What the task asks — Search the data below for the string "Index". Extract every line that contains it.

Begin Data entries

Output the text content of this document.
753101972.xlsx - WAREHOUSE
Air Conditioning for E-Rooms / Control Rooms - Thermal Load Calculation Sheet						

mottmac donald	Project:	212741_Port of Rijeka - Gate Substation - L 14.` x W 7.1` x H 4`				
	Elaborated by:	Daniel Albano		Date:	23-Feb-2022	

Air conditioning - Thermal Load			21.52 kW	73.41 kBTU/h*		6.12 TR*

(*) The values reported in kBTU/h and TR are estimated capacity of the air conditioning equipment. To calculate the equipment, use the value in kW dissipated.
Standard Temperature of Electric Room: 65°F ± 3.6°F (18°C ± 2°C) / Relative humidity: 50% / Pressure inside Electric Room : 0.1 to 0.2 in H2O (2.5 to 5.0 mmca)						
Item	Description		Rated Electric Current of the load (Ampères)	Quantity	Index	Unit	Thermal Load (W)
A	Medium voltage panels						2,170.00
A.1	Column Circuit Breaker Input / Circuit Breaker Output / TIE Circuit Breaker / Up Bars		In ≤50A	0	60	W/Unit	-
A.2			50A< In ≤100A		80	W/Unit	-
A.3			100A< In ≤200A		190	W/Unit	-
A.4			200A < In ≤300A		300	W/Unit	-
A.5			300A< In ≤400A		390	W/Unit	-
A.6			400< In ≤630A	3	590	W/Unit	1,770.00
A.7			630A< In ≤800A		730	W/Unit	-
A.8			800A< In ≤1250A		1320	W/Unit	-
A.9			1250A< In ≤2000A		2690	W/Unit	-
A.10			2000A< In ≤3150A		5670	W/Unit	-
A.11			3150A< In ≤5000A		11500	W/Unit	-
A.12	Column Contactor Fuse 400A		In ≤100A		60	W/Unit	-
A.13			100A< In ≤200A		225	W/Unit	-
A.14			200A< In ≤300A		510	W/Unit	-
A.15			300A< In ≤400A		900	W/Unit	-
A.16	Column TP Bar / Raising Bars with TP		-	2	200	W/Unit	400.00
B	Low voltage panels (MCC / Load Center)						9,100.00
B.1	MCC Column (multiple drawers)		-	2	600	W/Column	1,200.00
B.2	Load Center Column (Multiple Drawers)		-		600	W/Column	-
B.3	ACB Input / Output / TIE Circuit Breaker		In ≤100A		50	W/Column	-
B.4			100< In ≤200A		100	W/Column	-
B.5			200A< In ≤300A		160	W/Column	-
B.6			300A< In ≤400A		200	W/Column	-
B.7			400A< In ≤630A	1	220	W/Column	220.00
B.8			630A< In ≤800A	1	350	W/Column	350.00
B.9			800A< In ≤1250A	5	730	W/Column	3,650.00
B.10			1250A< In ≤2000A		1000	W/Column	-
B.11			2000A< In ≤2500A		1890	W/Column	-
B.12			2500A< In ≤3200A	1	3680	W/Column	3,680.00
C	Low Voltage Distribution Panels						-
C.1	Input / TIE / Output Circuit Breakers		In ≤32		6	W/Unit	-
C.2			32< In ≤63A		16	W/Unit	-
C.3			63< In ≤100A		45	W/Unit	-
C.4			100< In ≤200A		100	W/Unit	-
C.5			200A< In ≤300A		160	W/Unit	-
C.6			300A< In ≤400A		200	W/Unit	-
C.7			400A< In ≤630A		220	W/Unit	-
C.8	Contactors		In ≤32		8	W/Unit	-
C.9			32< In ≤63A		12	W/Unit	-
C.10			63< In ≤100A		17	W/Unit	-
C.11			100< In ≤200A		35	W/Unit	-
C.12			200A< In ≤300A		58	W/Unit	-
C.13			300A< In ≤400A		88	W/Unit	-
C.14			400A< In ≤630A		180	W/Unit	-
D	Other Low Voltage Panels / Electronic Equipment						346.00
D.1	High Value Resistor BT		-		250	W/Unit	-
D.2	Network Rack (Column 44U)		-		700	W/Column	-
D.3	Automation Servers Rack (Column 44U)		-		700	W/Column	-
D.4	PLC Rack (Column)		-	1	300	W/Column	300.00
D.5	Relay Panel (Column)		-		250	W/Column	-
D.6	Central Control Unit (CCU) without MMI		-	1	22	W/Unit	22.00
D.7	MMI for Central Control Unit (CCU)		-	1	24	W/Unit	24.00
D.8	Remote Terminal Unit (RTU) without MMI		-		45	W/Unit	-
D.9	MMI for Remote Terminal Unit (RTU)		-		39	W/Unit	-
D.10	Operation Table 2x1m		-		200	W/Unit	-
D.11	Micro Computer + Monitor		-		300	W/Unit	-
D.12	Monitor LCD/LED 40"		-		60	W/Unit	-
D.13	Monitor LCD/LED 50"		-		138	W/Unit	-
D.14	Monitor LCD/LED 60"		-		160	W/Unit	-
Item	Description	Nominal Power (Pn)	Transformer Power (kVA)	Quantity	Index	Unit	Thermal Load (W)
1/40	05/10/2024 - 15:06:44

End Data entries

Task output —
Item	Description		Rated Electric Current of the load (Ampères)	Quantity	Index	Unit	Thermal Load (W)
Item	Description	Nominal Power (Pn)	Transformer Power (kVA)	Quantity	Index	Unit	Thermal Load (W)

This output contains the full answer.